## LISTED ENTRIES
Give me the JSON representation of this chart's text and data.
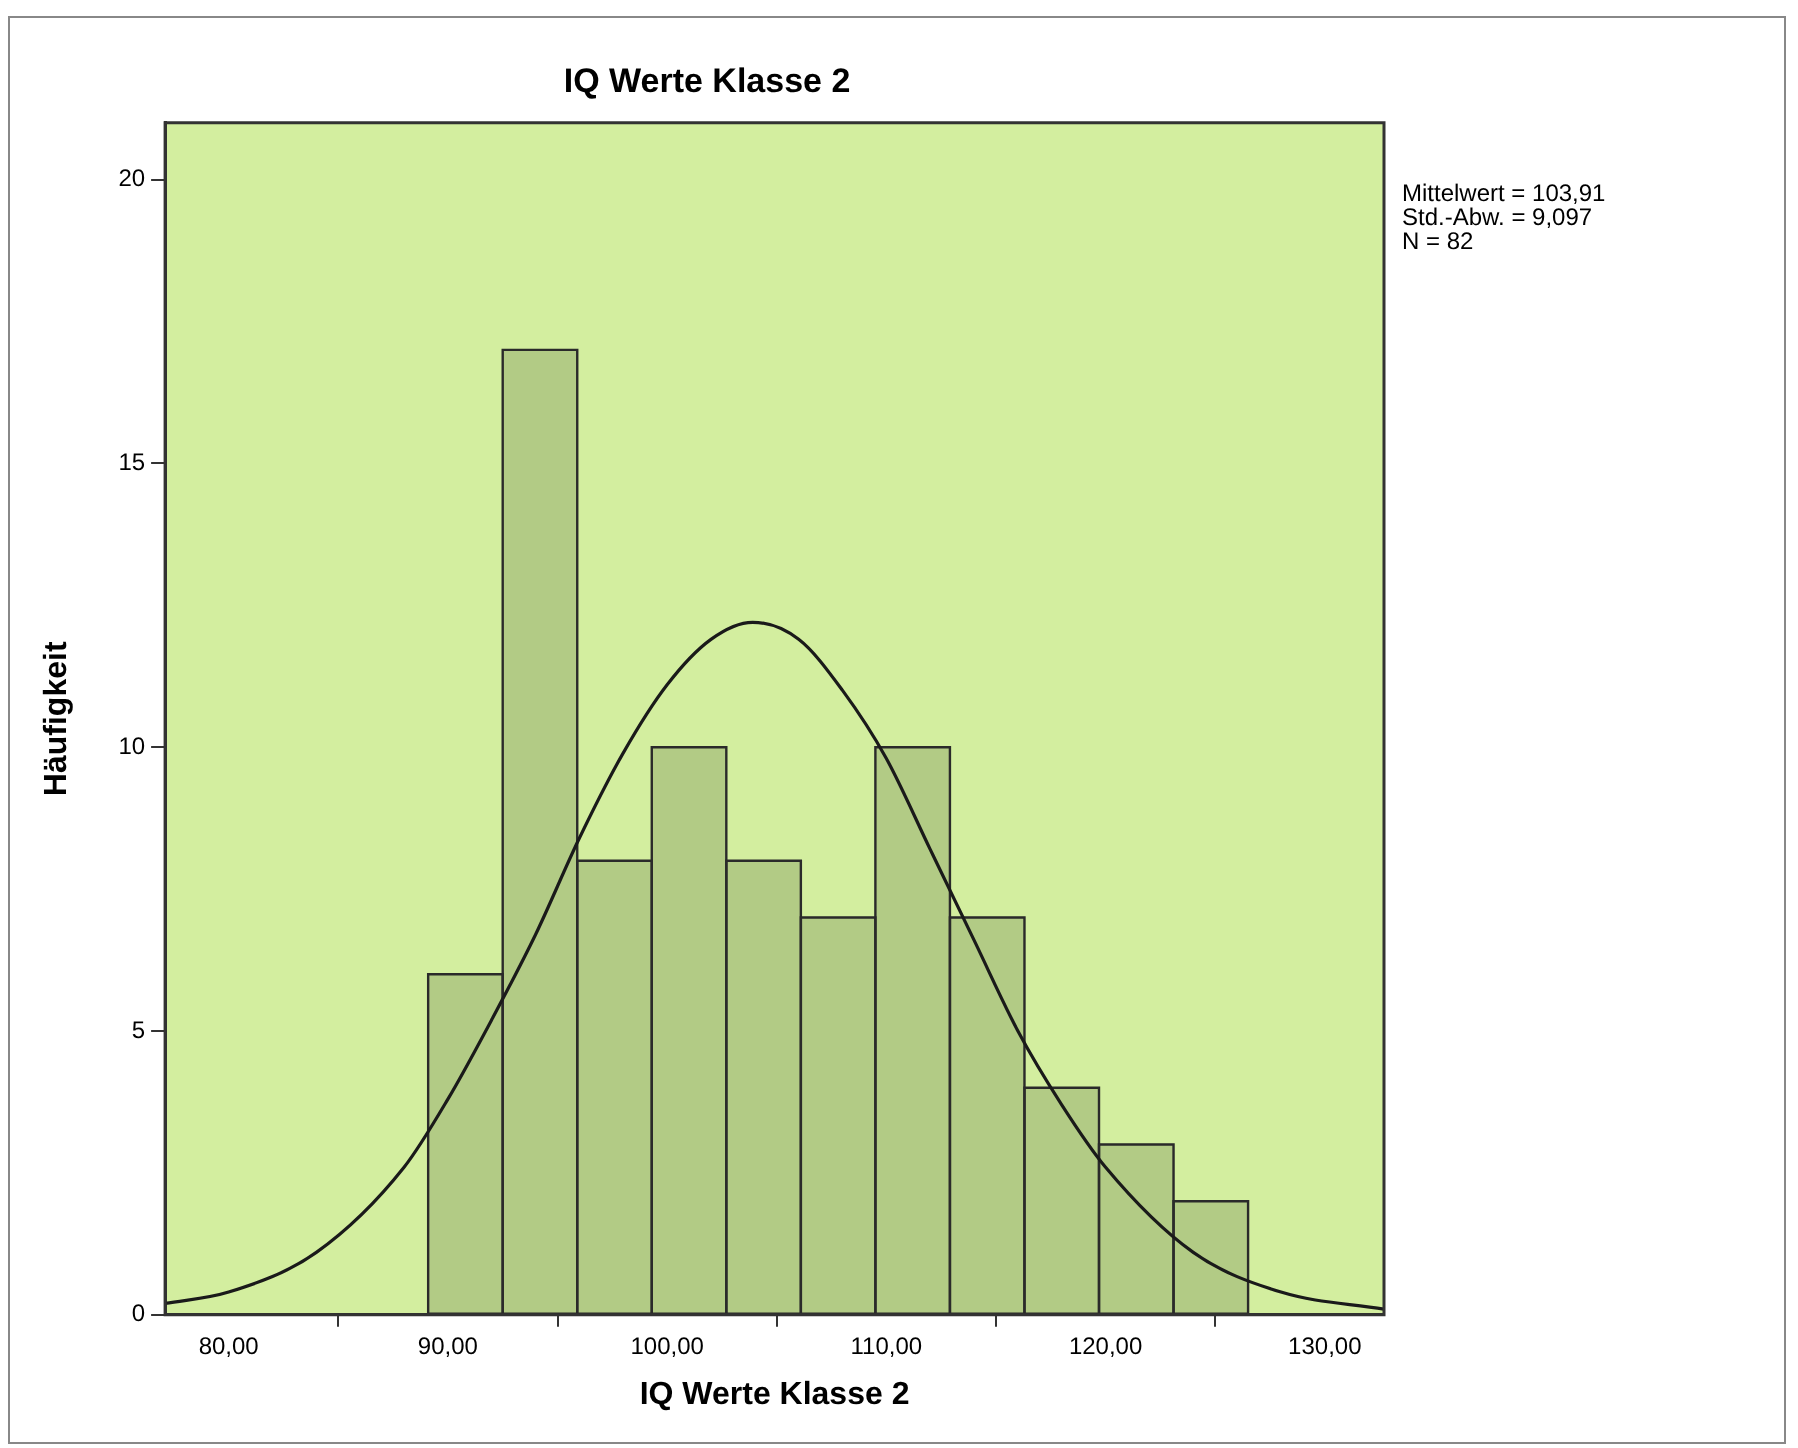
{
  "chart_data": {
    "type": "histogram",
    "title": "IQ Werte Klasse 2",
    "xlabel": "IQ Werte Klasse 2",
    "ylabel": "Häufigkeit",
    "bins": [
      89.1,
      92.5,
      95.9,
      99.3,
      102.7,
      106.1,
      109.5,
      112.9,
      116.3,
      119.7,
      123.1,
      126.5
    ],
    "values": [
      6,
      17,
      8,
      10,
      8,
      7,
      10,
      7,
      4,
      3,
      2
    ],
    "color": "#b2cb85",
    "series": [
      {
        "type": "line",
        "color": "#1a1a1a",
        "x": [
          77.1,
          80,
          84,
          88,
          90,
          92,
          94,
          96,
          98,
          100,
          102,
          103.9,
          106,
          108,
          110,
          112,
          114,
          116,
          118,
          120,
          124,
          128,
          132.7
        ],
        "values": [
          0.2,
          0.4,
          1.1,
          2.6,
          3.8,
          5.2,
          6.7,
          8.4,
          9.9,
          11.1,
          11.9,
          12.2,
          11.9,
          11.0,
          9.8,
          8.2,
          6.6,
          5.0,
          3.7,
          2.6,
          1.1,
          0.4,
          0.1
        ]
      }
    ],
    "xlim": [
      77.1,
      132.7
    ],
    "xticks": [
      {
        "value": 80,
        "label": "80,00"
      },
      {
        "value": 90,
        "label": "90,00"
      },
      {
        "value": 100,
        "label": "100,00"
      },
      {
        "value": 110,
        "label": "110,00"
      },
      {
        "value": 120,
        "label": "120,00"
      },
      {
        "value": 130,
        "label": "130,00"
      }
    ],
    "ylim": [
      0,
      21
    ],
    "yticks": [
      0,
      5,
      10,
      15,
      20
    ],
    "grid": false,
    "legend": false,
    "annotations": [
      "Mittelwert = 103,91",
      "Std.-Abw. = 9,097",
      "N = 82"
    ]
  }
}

---

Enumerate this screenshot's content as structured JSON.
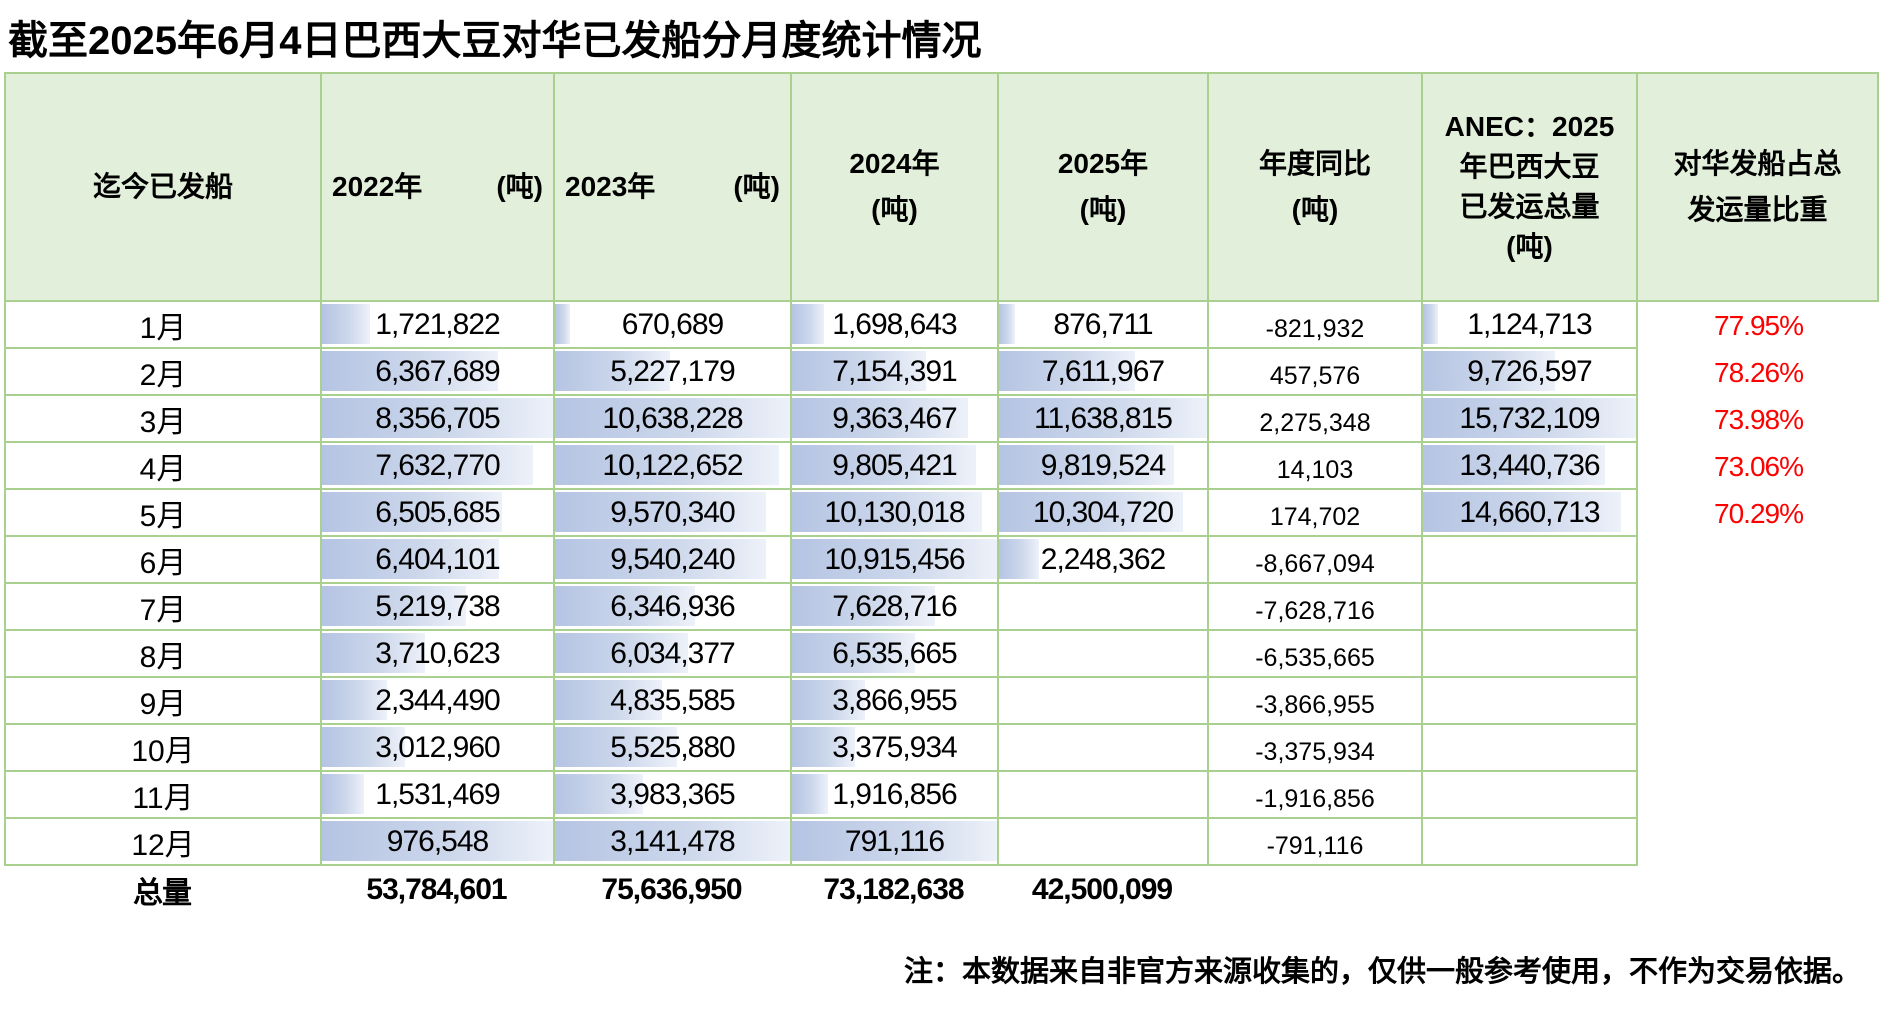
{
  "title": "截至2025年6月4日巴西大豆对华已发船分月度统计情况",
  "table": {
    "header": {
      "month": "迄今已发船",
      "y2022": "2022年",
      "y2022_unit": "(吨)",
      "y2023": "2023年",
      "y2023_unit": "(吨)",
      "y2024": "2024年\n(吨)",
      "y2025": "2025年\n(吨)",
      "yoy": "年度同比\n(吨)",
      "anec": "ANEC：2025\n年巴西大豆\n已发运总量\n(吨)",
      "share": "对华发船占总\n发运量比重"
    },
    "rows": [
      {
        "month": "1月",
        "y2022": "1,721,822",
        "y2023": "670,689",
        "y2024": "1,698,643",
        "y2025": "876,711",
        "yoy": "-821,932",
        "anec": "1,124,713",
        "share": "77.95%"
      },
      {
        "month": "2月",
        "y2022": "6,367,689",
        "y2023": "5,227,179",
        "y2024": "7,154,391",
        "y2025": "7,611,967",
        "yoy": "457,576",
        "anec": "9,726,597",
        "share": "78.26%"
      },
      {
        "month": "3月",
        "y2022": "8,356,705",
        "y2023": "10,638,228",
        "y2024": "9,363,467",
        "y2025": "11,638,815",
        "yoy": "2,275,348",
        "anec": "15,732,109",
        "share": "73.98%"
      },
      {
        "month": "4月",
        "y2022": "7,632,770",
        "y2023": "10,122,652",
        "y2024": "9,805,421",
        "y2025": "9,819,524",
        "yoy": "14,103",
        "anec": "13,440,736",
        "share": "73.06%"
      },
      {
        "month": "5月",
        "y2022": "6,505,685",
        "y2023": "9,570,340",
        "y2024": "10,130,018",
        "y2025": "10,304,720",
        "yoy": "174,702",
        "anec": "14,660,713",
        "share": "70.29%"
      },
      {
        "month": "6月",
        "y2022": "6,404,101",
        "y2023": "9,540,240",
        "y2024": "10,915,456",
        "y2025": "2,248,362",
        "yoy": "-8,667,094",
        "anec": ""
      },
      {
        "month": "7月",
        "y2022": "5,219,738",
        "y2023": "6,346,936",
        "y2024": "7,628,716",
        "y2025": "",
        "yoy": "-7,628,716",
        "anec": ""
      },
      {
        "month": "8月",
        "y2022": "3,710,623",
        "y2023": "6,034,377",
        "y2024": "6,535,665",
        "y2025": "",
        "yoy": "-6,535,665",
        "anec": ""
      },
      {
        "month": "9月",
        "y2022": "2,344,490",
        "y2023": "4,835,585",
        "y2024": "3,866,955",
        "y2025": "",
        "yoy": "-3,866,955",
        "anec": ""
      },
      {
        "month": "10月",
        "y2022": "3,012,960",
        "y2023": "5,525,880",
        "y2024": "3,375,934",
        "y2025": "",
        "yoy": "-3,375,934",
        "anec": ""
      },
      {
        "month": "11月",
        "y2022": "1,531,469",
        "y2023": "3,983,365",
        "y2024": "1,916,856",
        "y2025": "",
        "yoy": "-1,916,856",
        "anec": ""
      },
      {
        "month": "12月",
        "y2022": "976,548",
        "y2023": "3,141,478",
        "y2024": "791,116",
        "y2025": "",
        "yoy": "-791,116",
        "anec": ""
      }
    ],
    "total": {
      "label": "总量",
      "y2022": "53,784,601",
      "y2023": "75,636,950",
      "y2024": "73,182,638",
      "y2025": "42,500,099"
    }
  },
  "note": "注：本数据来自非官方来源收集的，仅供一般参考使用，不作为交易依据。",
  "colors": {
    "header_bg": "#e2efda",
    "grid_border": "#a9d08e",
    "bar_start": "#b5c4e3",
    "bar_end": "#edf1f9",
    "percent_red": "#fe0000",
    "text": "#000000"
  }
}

==

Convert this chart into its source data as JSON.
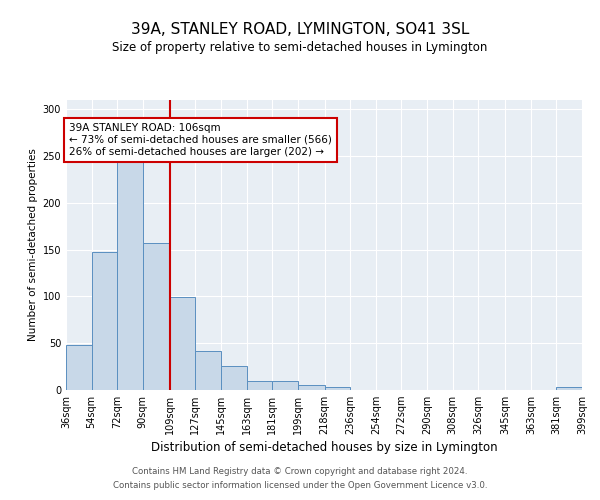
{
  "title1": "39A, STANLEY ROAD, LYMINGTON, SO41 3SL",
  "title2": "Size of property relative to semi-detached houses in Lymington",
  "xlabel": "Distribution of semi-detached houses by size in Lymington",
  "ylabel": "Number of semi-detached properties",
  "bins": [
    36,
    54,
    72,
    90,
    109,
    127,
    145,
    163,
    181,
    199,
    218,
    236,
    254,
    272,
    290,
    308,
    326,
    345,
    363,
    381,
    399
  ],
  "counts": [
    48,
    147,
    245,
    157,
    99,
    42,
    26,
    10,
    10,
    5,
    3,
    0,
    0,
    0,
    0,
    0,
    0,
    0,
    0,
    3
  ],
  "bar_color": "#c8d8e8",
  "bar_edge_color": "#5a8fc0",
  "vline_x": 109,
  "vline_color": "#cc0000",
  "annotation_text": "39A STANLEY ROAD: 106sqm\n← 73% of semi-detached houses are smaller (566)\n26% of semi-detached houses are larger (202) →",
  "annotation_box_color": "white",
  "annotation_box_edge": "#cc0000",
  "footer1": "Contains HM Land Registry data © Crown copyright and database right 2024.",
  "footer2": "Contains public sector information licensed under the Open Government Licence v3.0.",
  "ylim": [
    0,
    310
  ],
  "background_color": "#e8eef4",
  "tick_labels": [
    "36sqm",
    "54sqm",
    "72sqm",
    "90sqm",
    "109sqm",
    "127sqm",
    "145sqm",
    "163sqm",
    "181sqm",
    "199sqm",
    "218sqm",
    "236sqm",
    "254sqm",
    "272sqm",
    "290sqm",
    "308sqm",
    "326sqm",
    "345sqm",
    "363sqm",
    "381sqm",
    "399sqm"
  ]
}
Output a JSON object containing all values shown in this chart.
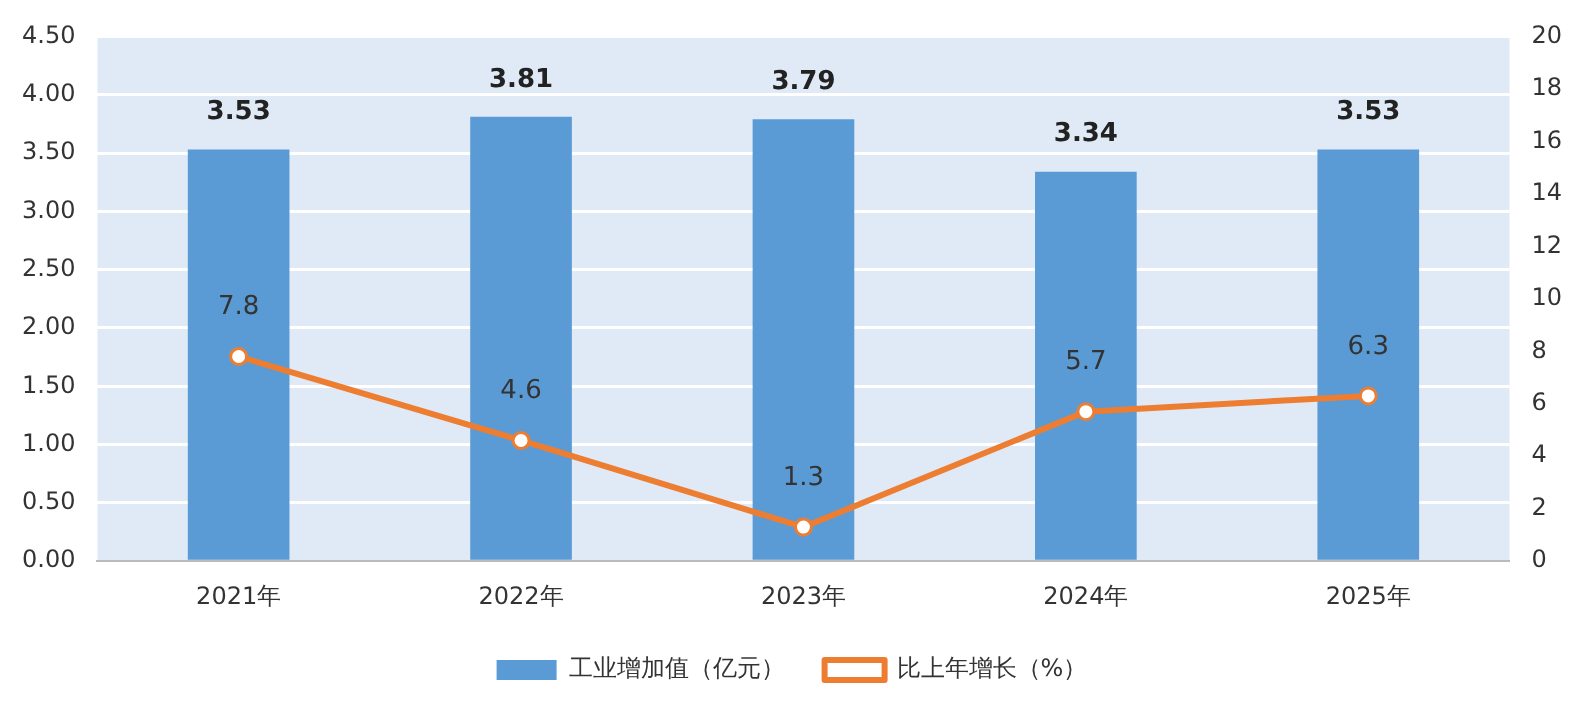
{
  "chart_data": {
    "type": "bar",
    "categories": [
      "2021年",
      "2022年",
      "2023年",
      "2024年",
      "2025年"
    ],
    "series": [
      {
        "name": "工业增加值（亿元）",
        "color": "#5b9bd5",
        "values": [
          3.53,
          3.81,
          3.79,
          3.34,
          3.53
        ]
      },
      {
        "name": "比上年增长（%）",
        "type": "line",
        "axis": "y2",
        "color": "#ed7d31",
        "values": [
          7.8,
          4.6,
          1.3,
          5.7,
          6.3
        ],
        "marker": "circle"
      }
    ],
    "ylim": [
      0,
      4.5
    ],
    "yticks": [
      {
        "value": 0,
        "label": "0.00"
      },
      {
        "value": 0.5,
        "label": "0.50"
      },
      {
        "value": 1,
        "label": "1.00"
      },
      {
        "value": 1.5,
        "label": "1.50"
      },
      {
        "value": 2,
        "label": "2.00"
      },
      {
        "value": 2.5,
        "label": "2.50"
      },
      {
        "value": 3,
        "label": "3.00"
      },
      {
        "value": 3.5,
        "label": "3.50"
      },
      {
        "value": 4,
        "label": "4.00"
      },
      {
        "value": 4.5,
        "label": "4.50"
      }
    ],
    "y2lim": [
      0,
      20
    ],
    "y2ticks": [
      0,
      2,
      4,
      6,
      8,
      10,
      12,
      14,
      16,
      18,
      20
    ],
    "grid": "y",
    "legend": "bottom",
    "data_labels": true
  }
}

## GIVEN REQUEST
Only lines with the string "xlabel" belong in your answer; copy each one.

## EXERCISE RESPONSE
    "xlabel": "IQ Werte Klasse 2",
  "xlabel": "Distribution of semi-detached houses by size in Lymington",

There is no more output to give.